**Task**
Extract every line from the records below that contains the word "title".

Data extracted from a collection:

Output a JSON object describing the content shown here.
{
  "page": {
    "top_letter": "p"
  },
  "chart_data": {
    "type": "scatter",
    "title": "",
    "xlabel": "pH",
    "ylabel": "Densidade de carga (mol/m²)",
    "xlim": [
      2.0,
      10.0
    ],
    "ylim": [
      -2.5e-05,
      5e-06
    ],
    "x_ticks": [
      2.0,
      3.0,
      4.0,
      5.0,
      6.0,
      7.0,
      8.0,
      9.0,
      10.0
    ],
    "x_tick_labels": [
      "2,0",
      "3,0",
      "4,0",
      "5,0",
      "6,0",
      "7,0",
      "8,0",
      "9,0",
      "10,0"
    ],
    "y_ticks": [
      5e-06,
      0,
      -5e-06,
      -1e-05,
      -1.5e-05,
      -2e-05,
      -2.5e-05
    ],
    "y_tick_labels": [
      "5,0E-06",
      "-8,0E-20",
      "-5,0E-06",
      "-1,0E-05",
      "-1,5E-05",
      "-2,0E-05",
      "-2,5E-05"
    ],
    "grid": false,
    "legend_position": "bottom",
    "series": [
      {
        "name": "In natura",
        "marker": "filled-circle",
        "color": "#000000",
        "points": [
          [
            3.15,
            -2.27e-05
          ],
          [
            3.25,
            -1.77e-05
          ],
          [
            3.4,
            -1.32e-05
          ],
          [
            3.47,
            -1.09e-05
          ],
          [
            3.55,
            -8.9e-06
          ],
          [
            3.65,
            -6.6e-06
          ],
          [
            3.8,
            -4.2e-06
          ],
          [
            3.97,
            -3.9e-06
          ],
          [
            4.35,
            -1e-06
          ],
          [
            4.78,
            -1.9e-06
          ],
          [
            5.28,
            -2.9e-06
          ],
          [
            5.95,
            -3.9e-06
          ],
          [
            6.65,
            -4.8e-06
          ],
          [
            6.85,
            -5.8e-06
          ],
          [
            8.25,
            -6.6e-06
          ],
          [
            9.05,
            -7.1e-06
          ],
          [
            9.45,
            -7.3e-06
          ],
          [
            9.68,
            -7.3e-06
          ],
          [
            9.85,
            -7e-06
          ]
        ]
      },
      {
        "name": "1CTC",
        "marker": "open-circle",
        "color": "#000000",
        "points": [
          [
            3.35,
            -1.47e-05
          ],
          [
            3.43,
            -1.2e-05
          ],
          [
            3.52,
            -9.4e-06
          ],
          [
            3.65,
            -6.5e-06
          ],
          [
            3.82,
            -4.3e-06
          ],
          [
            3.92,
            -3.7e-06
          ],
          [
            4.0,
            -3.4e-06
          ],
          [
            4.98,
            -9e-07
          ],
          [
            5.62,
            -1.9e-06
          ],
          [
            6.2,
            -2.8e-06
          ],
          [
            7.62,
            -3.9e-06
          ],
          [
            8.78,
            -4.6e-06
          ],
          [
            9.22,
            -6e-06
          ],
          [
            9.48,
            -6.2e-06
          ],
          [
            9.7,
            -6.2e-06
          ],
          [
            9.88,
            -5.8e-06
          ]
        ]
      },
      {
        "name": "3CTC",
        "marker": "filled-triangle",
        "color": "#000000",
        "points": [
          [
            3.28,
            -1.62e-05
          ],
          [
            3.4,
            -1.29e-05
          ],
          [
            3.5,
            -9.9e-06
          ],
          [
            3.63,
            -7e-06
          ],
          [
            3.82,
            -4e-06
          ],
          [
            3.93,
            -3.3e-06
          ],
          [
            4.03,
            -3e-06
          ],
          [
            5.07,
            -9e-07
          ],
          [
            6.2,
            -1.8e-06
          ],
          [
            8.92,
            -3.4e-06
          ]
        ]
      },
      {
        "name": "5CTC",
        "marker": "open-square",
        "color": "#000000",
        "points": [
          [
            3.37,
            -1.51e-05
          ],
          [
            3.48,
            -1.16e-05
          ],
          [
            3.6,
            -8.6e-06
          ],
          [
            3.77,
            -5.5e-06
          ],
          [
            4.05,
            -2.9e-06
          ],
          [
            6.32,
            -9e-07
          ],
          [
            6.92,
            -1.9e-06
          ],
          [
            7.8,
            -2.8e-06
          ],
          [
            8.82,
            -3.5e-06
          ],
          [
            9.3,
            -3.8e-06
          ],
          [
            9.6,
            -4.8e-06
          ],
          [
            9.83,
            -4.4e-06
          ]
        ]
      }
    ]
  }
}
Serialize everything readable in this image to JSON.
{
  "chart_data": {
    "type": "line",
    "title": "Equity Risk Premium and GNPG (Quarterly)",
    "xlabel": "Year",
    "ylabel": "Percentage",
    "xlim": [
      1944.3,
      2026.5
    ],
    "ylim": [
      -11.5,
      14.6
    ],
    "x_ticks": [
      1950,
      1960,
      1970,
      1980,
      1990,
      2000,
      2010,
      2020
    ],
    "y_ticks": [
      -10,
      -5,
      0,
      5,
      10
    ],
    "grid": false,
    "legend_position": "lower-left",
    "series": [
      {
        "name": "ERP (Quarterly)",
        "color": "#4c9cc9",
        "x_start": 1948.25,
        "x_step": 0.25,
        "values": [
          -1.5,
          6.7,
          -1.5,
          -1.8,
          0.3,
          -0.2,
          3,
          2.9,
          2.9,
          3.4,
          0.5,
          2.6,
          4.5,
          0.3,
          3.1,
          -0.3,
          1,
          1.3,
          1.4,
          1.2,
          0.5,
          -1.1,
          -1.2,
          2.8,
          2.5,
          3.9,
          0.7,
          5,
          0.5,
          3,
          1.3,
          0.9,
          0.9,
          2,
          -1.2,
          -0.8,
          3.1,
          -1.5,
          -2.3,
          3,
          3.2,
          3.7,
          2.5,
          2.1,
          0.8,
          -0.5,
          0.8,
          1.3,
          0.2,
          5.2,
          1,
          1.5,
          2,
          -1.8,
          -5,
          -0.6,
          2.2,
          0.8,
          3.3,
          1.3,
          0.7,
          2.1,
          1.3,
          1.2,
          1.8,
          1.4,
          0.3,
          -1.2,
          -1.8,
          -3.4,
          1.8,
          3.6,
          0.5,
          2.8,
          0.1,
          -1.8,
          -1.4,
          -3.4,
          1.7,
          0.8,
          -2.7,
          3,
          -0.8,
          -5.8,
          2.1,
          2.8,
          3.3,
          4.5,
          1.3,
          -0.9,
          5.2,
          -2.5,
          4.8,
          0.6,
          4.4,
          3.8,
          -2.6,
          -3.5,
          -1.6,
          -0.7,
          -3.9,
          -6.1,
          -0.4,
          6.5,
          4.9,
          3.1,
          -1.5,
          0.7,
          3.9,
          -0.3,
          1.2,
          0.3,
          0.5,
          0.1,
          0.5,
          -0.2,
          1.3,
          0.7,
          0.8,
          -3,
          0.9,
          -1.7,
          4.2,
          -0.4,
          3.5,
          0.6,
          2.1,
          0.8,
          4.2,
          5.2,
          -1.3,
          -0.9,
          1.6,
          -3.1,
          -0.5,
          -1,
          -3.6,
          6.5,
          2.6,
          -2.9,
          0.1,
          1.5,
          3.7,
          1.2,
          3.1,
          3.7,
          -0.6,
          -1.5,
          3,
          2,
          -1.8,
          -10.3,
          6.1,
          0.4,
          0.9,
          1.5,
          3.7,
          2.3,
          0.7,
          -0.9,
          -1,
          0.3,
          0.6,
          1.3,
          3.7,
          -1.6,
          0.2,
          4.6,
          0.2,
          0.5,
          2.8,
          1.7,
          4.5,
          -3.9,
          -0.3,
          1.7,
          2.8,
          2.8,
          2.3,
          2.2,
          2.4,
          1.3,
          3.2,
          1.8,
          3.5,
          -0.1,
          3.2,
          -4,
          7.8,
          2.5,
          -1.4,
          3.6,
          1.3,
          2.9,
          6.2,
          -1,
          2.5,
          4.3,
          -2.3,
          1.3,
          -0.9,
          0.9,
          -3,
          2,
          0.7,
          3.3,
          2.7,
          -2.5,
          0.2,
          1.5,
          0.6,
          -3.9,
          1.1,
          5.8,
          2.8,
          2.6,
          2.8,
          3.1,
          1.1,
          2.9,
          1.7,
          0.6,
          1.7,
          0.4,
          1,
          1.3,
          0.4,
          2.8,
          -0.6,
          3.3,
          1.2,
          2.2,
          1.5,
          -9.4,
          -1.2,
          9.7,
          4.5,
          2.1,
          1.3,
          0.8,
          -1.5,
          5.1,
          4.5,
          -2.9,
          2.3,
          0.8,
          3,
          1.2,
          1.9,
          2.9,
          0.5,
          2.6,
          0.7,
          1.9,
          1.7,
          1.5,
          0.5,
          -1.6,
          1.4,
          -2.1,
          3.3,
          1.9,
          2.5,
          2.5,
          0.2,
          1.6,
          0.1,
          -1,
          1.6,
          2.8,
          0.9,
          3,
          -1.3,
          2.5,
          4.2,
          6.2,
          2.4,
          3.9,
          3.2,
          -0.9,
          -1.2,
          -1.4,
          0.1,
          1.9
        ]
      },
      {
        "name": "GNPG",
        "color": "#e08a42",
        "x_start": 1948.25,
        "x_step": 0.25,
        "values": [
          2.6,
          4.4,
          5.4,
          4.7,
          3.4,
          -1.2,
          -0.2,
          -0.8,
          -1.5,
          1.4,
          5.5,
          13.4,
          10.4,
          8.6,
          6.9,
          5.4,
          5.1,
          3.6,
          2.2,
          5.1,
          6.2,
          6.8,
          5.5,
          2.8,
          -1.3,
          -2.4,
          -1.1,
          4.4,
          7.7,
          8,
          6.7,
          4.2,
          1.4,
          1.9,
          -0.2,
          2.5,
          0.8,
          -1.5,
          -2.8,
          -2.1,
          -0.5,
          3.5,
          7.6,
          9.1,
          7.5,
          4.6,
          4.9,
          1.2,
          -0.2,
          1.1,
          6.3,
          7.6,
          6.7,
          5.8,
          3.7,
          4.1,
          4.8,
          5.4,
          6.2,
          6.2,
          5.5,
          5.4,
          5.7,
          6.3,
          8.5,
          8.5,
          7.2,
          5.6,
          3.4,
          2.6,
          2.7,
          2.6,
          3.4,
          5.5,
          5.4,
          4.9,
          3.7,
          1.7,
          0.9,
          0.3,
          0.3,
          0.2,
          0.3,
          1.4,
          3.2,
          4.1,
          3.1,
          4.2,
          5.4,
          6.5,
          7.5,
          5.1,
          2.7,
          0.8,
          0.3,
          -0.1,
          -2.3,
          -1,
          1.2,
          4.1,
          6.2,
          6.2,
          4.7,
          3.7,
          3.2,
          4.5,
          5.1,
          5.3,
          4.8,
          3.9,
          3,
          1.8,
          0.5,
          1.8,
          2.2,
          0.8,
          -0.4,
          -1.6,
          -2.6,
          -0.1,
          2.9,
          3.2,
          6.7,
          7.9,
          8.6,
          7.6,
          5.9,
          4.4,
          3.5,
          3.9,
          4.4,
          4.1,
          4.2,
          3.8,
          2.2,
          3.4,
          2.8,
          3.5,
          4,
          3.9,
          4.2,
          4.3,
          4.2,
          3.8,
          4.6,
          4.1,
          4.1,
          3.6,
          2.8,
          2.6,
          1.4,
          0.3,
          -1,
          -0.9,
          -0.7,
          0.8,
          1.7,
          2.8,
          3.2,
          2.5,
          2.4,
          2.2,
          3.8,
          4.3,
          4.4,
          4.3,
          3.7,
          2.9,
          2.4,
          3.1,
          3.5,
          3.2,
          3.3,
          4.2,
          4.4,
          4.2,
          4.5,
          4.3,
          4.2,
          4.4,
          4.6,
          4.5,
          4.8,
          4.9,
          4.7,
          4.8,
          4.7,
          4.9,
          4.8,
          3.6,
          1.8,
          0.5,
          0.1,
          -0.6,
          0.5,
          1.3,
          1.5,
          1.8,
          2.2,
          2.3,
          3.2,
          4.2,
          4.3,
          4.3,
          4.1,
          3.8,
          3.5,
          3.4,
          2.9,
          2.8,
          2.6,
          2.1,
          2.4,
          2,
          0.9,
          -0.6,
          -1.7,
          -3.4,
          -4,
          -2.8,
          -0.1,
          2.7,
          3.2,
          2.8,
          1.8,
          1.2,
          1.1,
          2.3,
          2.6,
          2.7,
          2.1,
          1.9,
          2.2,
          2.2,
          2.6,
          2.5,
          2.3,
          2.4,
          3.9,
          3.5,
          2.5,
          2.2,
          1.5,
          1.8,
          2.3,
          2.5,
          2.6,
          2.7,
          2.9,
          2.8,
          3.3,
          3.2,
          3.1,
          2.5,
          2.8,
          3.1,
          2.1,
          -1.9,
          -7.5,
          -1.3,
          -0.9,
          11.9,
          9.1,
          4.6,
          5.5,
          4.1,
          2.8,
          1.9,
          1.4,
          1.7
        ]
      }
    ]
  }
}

**Response**
    "title": "",
    "title": "Equity Risk Premium and GNPG (Quarterly)",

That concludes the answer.